Source material:
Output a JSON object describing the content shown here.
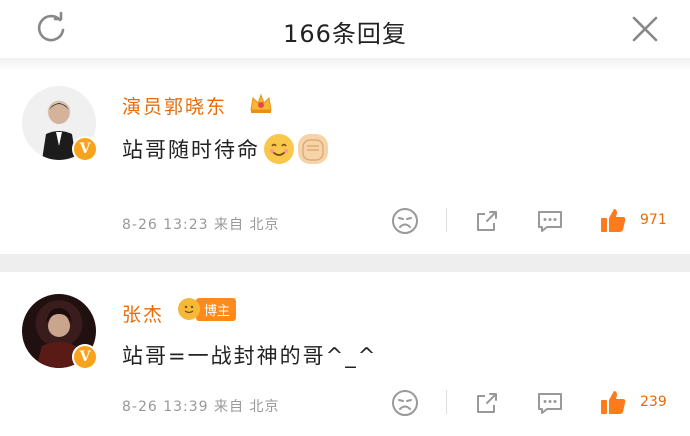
{
  "header": {
    "title": "166条回复",
    "refresh_icon": "refresh-icon",
    "close_icon": "close-icon"
  },
  "comments": [
    {
      "username": "演员郭晓东",
      "badge": "crown-icon",
      "text": "站哥随时待命",
      "emojis": [
        "smile-emoji",
        "fist-emoji"
      ],
      "meta": "8-26 13:23 来自 北京",
      "likes": "971"
    },
    {
      "username": "张杰",
      "badge_label": "博主",
      "text": "站哥=一战封神的哥^_^",
      "meta": "8-26 13:39 来自 北京",
      "likes": "239"
    }
  ],
  "colors": {
    "accent": "#e86b0a",
    "verified": "#f7a31b",
    "separator": "#eeeeee"
  }
}
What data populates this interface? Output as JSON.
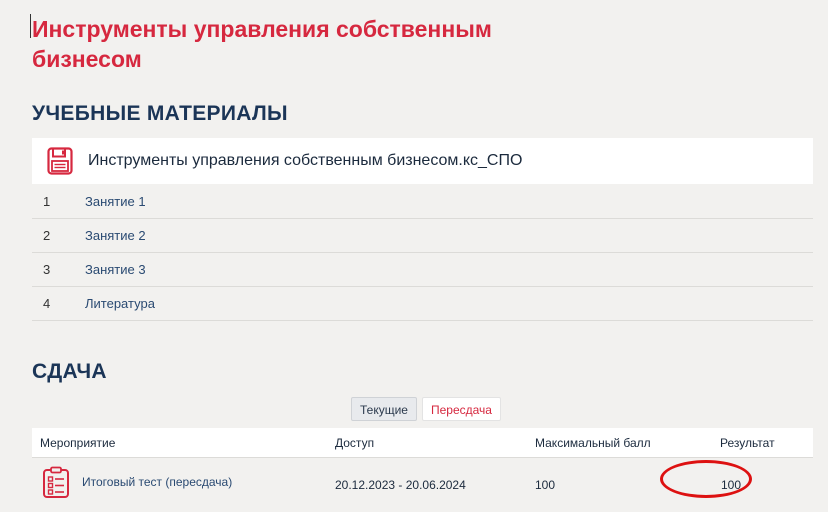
{
  "page": {
    "title": "Инструменты управления собственным бизнесом"
  },
  "materials": {
    "heading": "УЧЕБНЫЕ МАТЕРИАЛЫ",
    "file_title": "Инструменты управления собственным бизнесом.кс_СПО",
    "file_icon": "floppy-disk-icon",
    "items": [
      {
        "num": "1",
        "label": "Занятие 1"
      },
      {
        "num": "2",
        "label": "Занятие 2"
      },
      {
        "num": "3",
        "label": "Занятие 3"
      },
      {
        "num": "4",
        "label": "Литература"
      }
    ]
  },
  "exam": {
    "heading": "СДАЧА",
    "tabs": [
      {
        "label": "Текущие",
        "active": false
      },
      {
        "label": "Пересдача",
        "active": true
      }
    ],
    "columns": [
      "Мероприятие",
      "Доступ",
      "Максимальный балл",
      "Результат"
    ],
    "rows": [
      {
        "icon": "clipboard-list-icon",
        "name": "Итоговый тест (пересдача)",
        "access": "20.12.2023 - 20.06.2024",
        "max_score": "100",
        "result": "100"
      }
    ]
  },
  "colors": {
    "accent": "#d6283f",
    "heading": "#1b3557",
    "link": "#2a4a72",
    "highlight": "#dd1111"
  }
}
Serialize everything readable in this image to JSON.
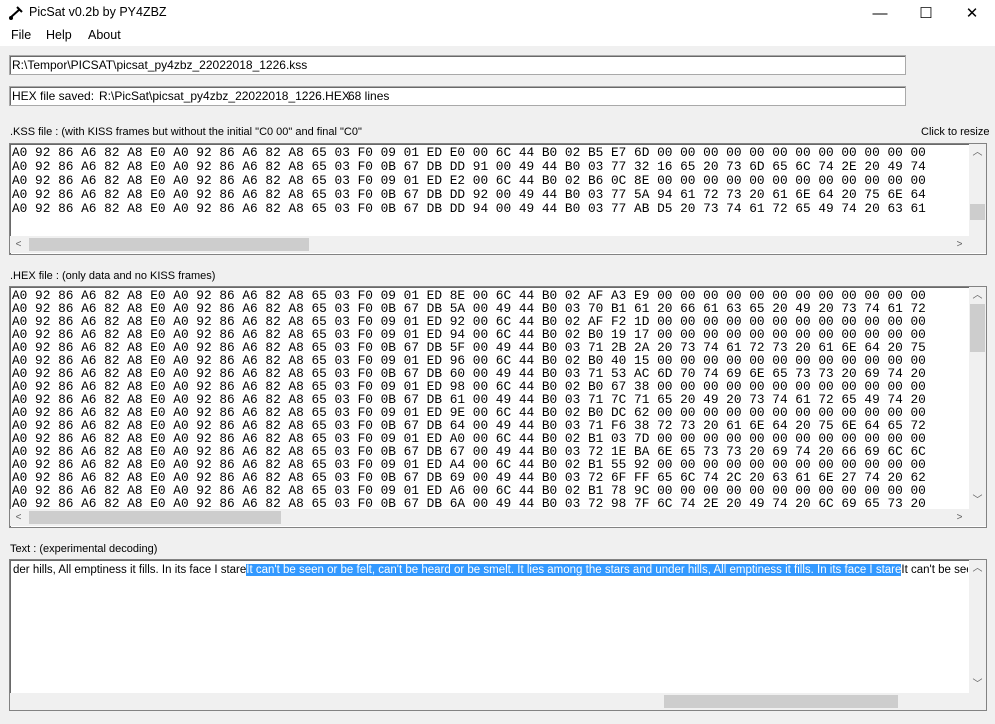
{
  "window": {
    "title": "PicSat  v0.2b   by PY4ZBZ",
    "minimize": "—",
    "maximize": "☐",
    "close": "✕"
  },
  "menu": [
    {
      "label": "File"
    },
    {
      "label": "Help"
    },
    {
      "label": "About"
    }
  ],
  "kss_path": "R:\\Tempor\\PICSAT\\picsat_py4zbz_22022018_1226.kss",
  "hex_saved": {
    "label": "HEX file saved:",
    "path": "R:\\PicSat\\picsat_py4zbz_22022018_1226.HEX",
    "lines": "68 lines"
  },
  "kss": {
    "label": ".KSS file : (with KISS frames but without the initial \"C0 00\" and final \"C0\"",
    "resize_hint": "Click to resize",
    "rows": [
      "A0 92 86 A6 82 A8 E0 A0 92 86 A6 82 A8 65 03 F0 09 01 ED E0 00 6C 44 B0 02 B5 E7 6D 00 00 00 00 00 00 00 00 00 00 00 00",
      "A0 92 86 A6 82 A8 E0 A0 92 86 A6 82 A8 65 03 F0 0B 67 DB DD 91 00 49 44 B0 03 77 32 16 65 20 73 6D 65 6C 74 2E 20 49 74",
      "A0 92 86 A6 82 A8 E0 A0 92 86 A6 82 A8 65 03 F0 09 01 ED E2 00 6C 44 B0 02 B6 0C 8E 00 00 00 00 00 00 00 00 00 00 00 00",
      "A0 92 86 A6 82 A8 E0 A0 92 86 A6 82 A8 65 03 F0 0B 67 DB DD 92 00 49 44 B0 03 77 5A 94 61 72 73 20 61 6E 64 20 75 6E 64",
      "A0 92 86 A6 82 A8 E0 A0 92 86 A6 82 A8 65 03 F0 0B 67 DB DD 94 00 49 44 B0 03 77 AB D5 20 73 74 61 72 65 49 74 20 63 61"
    ]
  },
  "hex": {
    "label": ".HEX file : (only data and no KISS frames)",
    "rows": [
      "A0 92 86 A6 82 A8 E0 A0 92 86 A6 82 A8 65 03 F0 09 01 ED 8E 00 6C 44 B0 02 AF A3 E9 00 00 00 00 00 00 00 00 00 00 00 00",
      "A0 92 86 A6 82 A8 E0 A0 92 86 A6 82 A8 65 03 F0 0B 67 DB 5A 00 49 44 B0 03 70 B1 61 20 66 61 63 65 20 49 20 73 74 61 72",
      "A0 92 86 A6 82 A8 E0 A0 92 86 A6 82 A8 65 03 F0 09 01 ED 92 00 6C 44 B0 02 AF F2 1D 00 00 00 00 00 00 00 00 00 00 00 00",
      "A0 92 86 A6 82 A8 E0 A0 92 86 A6 82 A8 65 03 F0 09 01 ED 94 00 6C 44 B0 02 B0 19 17 00 00 00 00 00 00 00 00 00 00 00 00",
      "A0 92 86 A6 82 A8 E0 A0 92 86 A6 82 A8 65 03 F0 0B 67 DB 5F 00 49 44 B0 03 71 2B 2A 20 73 74 61 72 73 20 61 6E 64 20 75",
      "A0 92 86 A6 82 A8 E0 A0 92 86 A6 82 A8 65 03 F0 09 01 ED 96 00 6C 44 B0 02 B0 40 15 00 00 00 00 00 00 00 00 00 00 00 00",
      "A0 92 86 A6 82 A8 E0 A0 92 86 A6 82 A8 65 03 F0 0B 67 DB 60 00 49 44 B0 03 71 53 AC 6D 70 74 69 6E 65 73 73 20 69 74 20",
      "A0 92 86 A6 82 A8 E0 A0 92 86 A6 82 A8 65 03 F0 09 01 ED 98 00 6C 44 B0 02 B0 67 38 00 00 00 00 00 00 00 00 00 00 00 00",
      "A0 92 86 A6 82 A8 E0 A0 92 86 A6 82 A8 65 03 F0 0B 67 DB 61 00 49 44 B0 03 71 7C 71 65 20 49 20 73 74 61 72 65 49 74 20",
      "A0 92 86 A6 82 A8 E0 A0 92 86 A6 82 A8 65 03 F0 09 01 ED 9E 00 6C 44 B0 02 B0 DC 62 00 00 00 00 00 00 00 00 00 00 00 00",
      "A0 92 86 A6 82 A8 E0 A0 92 86 A6 82 A8 65 03 F0 0B 67 DB 64 00 49 44 B0 03 71 F6 38 72 73 20 61 6E 64 20 75 6E 64 65 72",
      "A0 92 86 A6 82 A8 E0 A0 92 86 A6 82 A8 65 03 F0 09 01 ED A0 00 6C 44 B0 02 B1 03 7D 00 00 00 00 00 00 00 00 00 00 00 00",
      "A0 92 86 A6 82 A8 E0 A0 92 86 A6 82 A8 65 03 F0 0B 67 DB 67 00 49 44 B0 03 72 1E BA 6E 65 73 73 20 69 74 20 66 69 6C 6C",
      "A0 92 86 A6 82 A8 E0 A0 92 86 A6 82 A8 65 03 F0 09 01 ED A4 00 6C 44 B0 02 B1 55 92 00 00 00 00 00 00 00 00 00 00 00 00",
      "A0 92 86 A6 82 A8 E0 A0 92 86 A6 82 A8 65 03 F0 0B 67 DB 69 00 49 44 B0 03 72 6F FF 65 6C 74 2C 20 63 61 6E 27 74 20 62",
      "A0 92 86 A6 82 A8 E0 A0 92 86 A6 82 A8 65 03 F0 09 01 ED A6 00 6C 44 B0 02 B1 78 9C 00 00 00 00 00 00 00 00 00 00 00 00",
      "A0 92 86 A6 82 A8 E0 A0 92 86 A6 82 A8 65 03 F0 0B 67 DB 6A 00 49 44 B0 03 72 98 7F 6C 74 2E 20 49 74 20 6C 69 65 73 20"
    ]
  },
  "text": {
    "label": "Text : (experimental decoding)",
    "before": "der hills, All emptiness it fills. In its face I stare",
    "selected": "It can't be seen or be felt, can't be heard or be smelt. It lies among the stars and under hills, All emptiness it fills. In its face I stare",
    "after": "It can't be seen ore smelt. It l"
  }
}
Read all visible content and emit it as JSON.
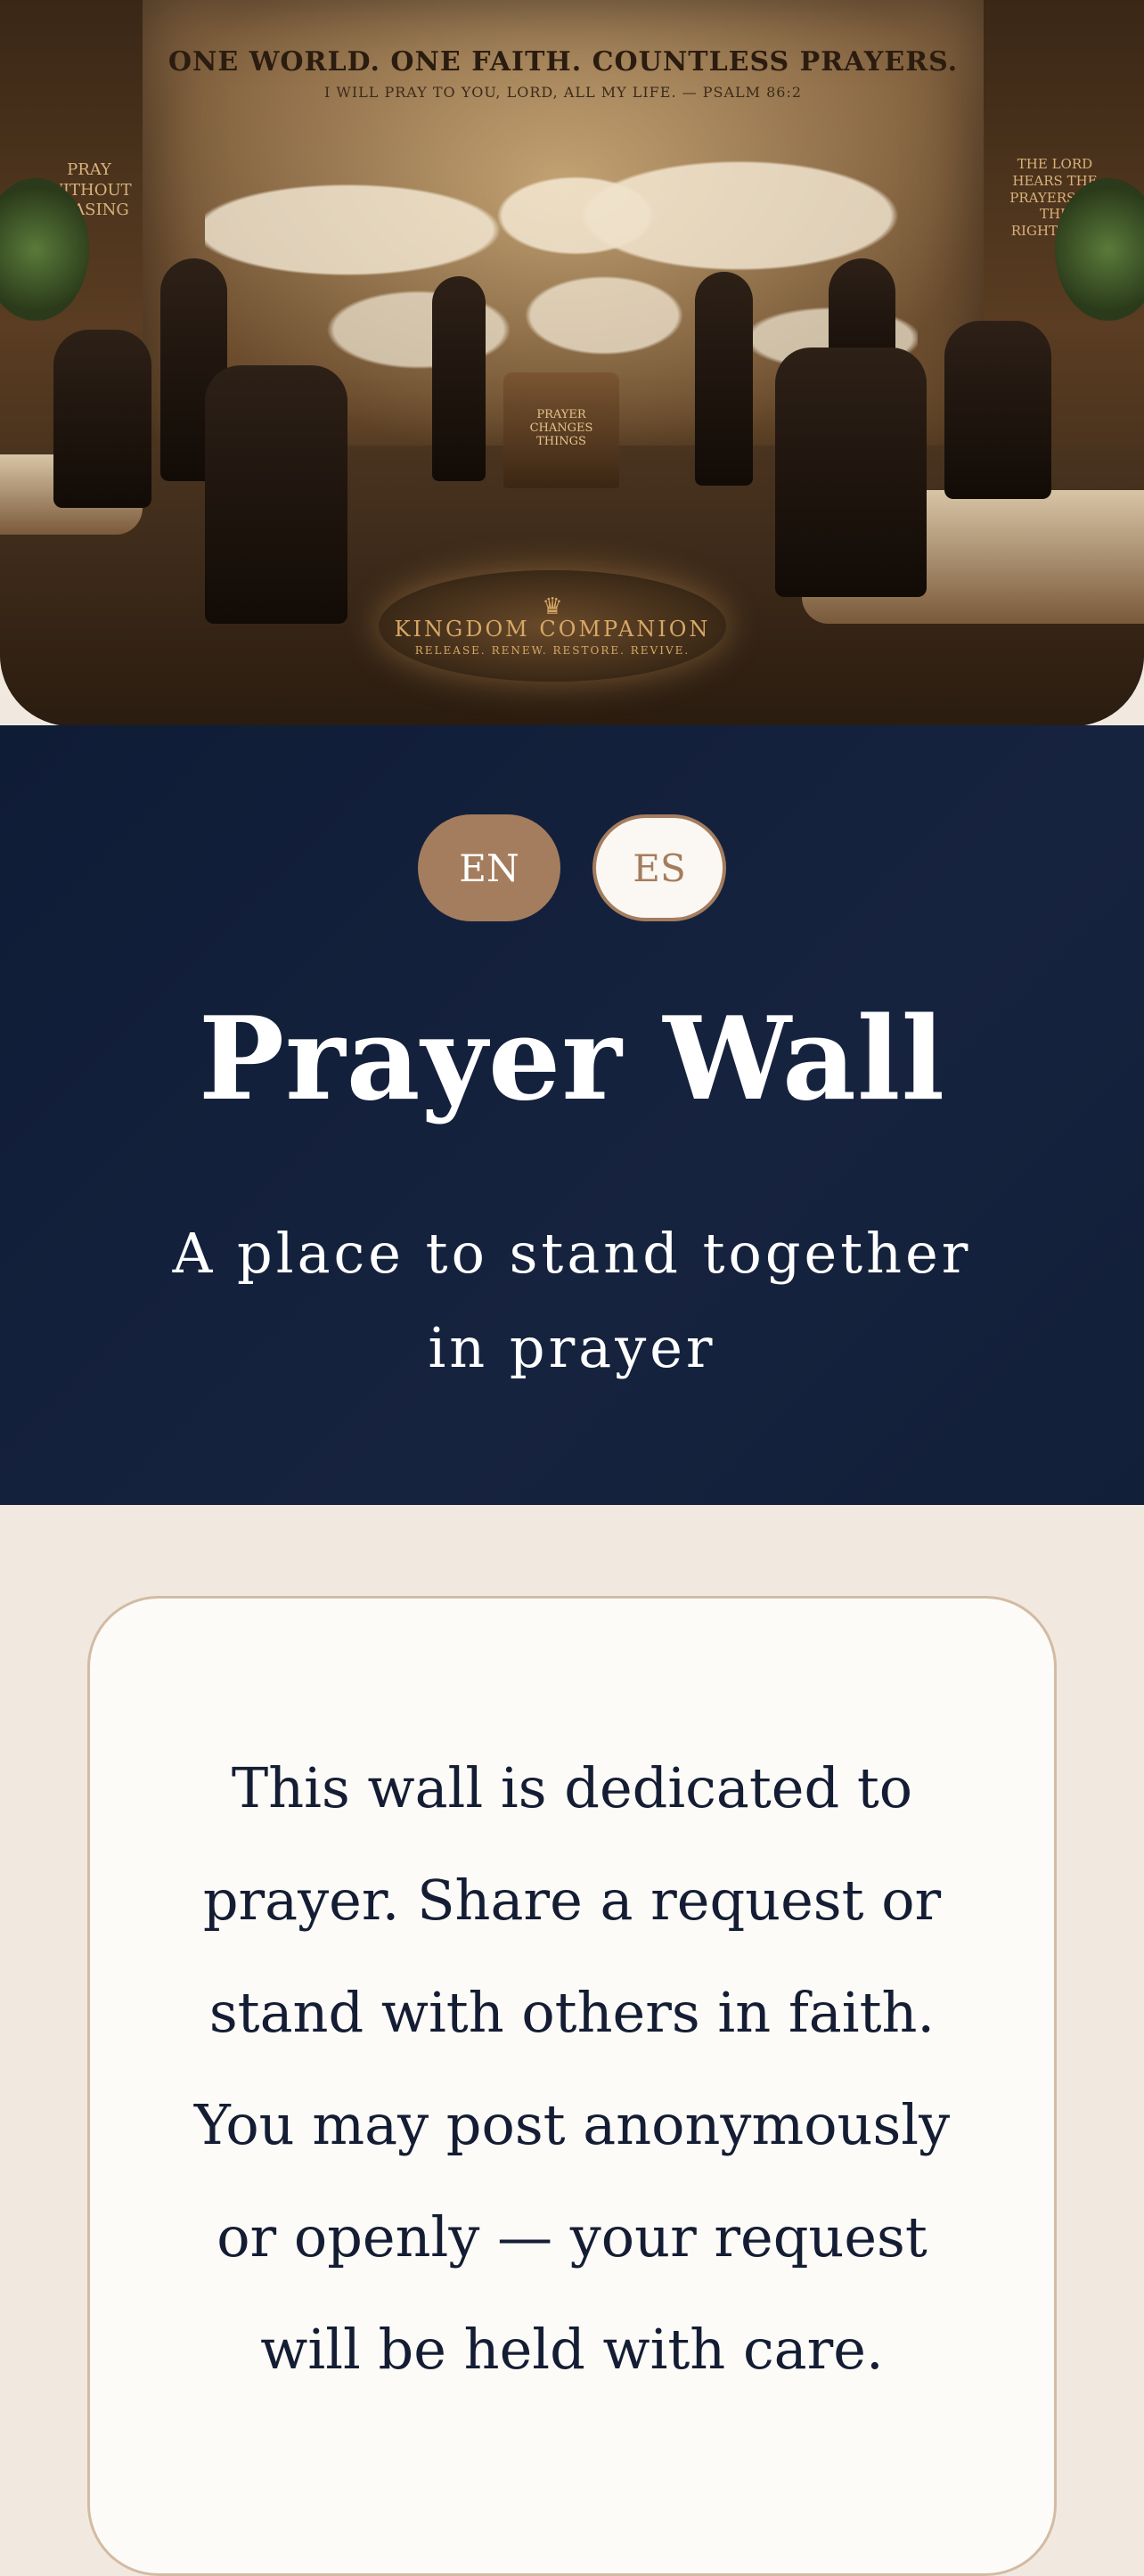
{
  "hero": {
    "wall_title": "ONE WORLD. ONE FAITH. COUNTLESS PRAYERS.",
    "wall_verse": "I WILL PRAY TO YOU, LORD, ALL MY LIFE. — PSALM 86:2",
    "left_panel": "PRAY WITHOUT CEASING",
    "right_panel": "THE LORD HEARS THE PRAYERS OF THE RIGHTEOUS",
    "pedestal": "PRAYER CHANGES THINGS",
    "emblem_brand": "KINGDOM COMPANION",
    "emblem_motto": "RELEASE. RENEW. RESTORE. REVIVE."
  },
  "language": {
    "options": [
      "EN",
      "ES"
    ],
    "selected": "EN"
  },
  "header": {
    "title": "Prayer Wall",
    "subtitle": "A place to stand together in prayer"
  },
  "intro": {
    "text": "This wall is dedicated to prayer. Share a request or stand with others in faith. You may post anonymously or openly — your request will be held with care."
  },
  "colors": {
    "navy": "#0f1c36",
    "accent": "#a47d5e",
    "cream": "#fcfbf8",
    "page_bg": "#f1e9e0"
  }
}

Instructions to follow:
Identify the lines that hold the word "бизнесом". Copy every one of them.

Worked solution:
    "title": "Инструменты управления собственным бизнесом"
    "file_title": "Инструменты управления собственным бизнесом.кс_СПО",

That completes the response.